» WHAT TO PRODUCE
Pick out all lines of the entries that include the word "understand" and copy them.

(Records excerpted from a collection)
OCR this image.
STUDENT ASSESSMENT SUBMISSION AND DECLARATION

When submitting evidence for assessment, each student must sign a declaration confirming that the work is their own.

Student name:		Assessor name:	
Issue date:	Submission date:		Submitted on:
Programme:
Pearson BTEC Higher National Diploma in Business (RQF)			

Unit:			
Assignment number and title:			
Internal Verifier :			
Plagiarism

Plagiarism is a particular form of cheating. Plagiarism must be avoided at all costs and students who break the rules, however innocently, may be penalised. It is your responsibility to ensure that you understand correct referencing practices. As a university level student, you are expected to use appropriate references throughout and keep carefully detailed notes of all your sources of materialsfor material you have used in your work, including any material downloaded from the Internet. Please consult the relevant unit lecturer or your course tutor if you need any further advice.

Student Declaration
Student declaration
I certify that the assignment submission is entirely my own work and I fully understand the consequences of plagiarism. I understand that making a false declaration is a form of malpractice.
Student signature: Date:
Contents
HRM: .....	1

» EXERCISE ANSWER
Plagiarism is a particular form of cheating. Plagiarism must be avoided at all costs and students who break the rules, however innocently, may be penalised. It is your responsibility to ensure that you understand correct referencing practices. As a university level student, you are expected to use appropriate references throughout and keep carefully detailed notes of all your sources of materialsfor material you have used in your work, including any material downloaded from the Internet. Please consult the relevant unit lecturer or your course tutor if you need any further advice.
I certify that the assignment submission is entirely my own work and I fully understand the consequences of plagiarism. I understand that making a false declaration is a form of malpractice.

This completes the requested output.